→ LISTING:

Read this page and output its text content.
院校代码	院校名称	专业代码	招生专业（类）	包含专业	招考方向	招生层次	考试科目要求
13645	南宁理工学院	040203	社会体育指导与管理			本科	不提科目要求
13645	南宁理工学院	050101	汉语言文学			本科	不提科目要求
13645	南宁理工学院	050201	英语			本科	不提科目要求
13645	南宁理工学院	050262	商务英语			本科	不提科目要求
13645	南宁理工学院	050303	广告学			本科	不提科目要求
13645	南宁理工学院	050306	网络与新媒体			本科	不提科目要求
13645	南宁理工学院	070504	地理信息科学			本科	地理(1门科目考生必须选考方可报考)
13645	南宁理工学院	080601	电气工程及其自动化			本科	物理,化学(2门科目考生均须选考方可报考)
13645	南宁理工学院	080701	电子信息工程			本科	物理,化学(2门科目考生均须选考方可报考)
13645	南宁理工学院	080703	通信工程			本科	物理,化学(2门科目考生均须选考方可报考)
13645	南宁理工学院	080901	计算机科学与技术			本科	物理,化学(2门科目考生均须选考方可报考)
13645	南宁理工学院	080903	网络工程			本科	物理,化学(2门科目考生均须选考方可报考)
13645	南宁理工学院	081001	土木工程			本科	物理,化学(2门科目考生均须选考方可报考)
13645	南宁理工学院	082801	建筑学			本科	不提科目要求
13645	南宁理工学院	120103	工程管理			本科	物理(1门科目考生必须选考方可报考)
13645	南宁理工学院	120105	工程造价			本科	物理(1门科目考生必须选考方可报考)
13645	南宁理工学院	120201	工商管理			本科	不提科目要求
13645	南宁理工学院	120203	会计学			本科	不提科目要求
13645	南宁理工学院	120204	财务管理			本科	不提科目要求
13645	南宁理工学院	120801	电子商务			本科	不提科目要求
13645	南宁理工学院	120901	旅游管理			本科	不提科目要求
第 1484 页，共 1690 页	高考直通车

→ PROBLEM DESCRIPTION: Your task is to transcribe the listing above in full, exactly as given.

→ EXERCISE ANSWER:
Read this page and output its text content.
院校代码	院校名称	专业代码	招生专业（类）	包含专业	招考方向	招生层次	考试科目要求
13645	南宁理工学院	040203	社会体育指导与管理			本科	不提科目要求
13645	南宁理工学院	050101	汉语言文学			本科	不提科目要求
13645	南宁理工学院	050201	英语			本科	不提科目要求
13645	南宁理工学院	050262	商务英语			本科	不提科目要求
13645	南宁理工学院	050303	广告学			本科	不提科目要求
13645	南宁理工学院	050306	网络与新媒体			本科	不提科目要求
13645	南宁理工学院	070504	地理信息科学			本科	地理(1门科目考生必须选考方可报考)
13645	南宁理工学院	080601	电气工程及其自动化			本科	物理,化学(2门科目考生均须选考方可报考)
13645	南宁理工学院	080701	电子信息工程			本科	物理,化学(2门科目考生均须选考方可报考)
13645	南宁理工学院	080703	通信工程			本科	物理,化学(2门科目考生均须选考方可报考)
13645	南宁理工学院	080901	计算机科学与技术			本科	物理,化学(2门科目考生均须选考方可报考)
13645	南宁理工学院	080903	网络工程			本科	物理,化学(2门科目考生均须选考方可报考)
13645	南宁理工学院	081001	土木工程			本科	物理,化学(2门科目考生均须选考方可报考)
13645	南宁理工学院	082801	建筑学			本科	不提科目要求
13645	南宁理工学院	120103	工程管理			本科	物理(1门科目考生必须选考方可报考)
13645	南宁理工学院	120105	工程造价			本科	物理(1门科目考生必须选考方可报考)
13645	南宁理工学院	120201	工商管理			本科	不提科目要求
13645	南宁理工学院	120203	会计学			本科	不提科目要求
13645	南宁理工学院	120204	财务管理			本科	不提科目要求
13645	南宁理工学院	120801	电子商务			本科	不提科目要求
13645	南宁理工学院	120901	旅游管理			本科	不提科目要求
第 1484 页，共 1690 页	高考直通车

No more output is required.